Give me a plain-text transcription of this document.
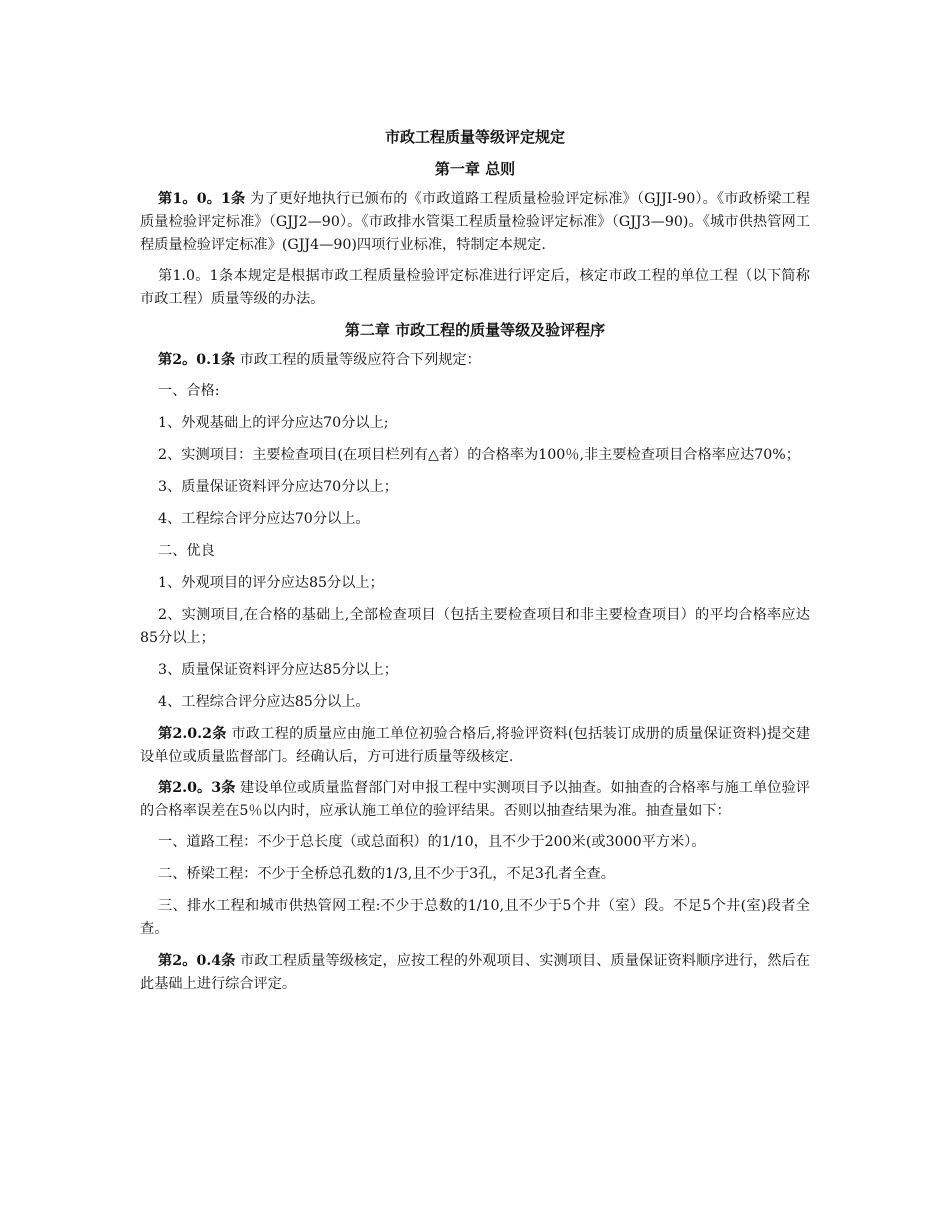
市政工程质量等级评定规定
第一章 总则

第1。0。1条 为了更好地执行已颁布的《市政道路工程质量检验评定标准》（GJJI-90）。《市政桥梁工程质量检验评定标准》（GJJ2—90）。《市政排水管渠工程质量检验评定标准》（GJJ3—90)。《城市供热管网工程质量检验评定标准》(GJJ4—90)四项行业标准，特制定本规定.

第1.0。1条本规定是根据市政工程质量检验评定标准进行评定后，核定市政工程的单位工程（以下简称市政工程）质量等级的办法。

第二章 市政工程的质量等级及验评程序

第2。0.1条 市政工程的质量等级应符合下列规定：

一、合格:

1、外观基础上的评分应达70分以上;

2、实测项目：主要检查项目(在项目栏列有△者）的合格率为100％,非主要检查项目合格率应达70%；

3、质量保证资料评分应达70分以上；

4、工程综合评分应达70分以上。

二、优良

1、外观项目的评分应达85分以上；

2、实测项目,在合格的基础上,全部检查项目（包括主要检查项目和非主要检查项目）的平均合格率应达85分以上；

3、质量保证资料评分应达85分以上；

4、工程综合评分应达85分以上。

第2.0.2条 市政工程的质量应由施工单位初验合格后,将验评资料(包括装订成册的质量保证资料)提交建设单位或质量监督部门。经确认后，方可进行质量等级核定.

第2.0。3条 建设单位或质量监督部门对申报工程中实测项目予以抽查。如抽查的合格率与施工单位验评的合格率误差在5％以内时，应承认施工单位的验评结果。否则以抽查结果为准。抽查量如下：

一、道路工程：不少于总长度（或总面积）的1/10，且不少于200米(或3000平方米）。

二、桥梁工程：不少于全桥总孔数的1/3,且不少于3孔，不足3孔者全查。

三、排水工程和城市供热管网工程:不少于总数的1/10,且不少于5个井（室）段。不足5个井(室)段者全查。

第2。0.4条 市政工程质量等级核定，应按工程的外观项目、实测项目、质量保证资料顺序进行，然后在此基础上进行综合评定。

--------------------

DIRECTIONS FOR THIS TASK: Retype each line of the listing above word for word. Exclude the pictures.

EXERCISE RESPONSE:
Give me a plain-text transcription of this document.
市政工程质量等级评定规定
第一章 总则

第1。0。1条 为了更好地执行已颁布的《市政道路工程质量检验评定标准》（GJJI-90）。《市政桥梁工程质量检验评定标准》（GJJ2—90）。《市政排水管渠工程质量检验评定标准》（GJJ3—90)。《城市供热管网工程质量检验评定标准》(GJJ4—90)四项行业标准，特制定本规定.

第1.0。1条本规定是根据市政工程质量检验评定标准进行评定后，核定市政工程的单位工程（以下简称市政工程）质量等级的办法。

第二章 市政工程的质量等级及验评程序

第2。0.1条 市政工程的质量等级应符合下列规定：

一、合格:

1、外观基础上的评分应达70分以上;

2、实测项目：主要检查项目(在项目栏列有△者）的合格率为100％,非主要检查项目合格率应达70%；

3、质量保证资料评分应达70分以上；

4、工程综合评分应达70分以上。

二、优良

1、外观项目的评分应达85分以上；

2、实测项目,在合格的基础上,全部检查项目（包括主要检查项目和非主要检查项目）的平均合格率应达85分以上；

3、质量保证资料评分应达85分以上；

4、工程综合评分应达85分以上。

第2.0.2条 市政工程的质量应由施工单位初验合格后,将验评资料(包括装订成册的质量保证资料)提交建设单位或质量监督部门。经确认后，方可进行质量等级核定.

第2.0。3条 建设单位或质量监督部门对申报工程中实测项目予以抽查。如抽查的合格率与施工单位验评的合格率误差在5％以内时，应承认施工单位的验评结果。否则以抽查结果为准。抽查量如下：

一、道路工程：不少于总长度（或总面积）的1/10，且不少于200米(或3000平方米）。

二、桥梁工程：不少于全桥总孔数的1/3,且不少于3孔，不足3孔者全查。

三、排水工程和城市供热管网工程:不少于总数的1/10,且不少于5个井（室）段。不足5个井(室)段者全查。

第2。0.4条 市政工程质量等级核定，应按工程的外观项目、实测项目、质量保证资料顺序进行，然后在此基础上进行综合评定。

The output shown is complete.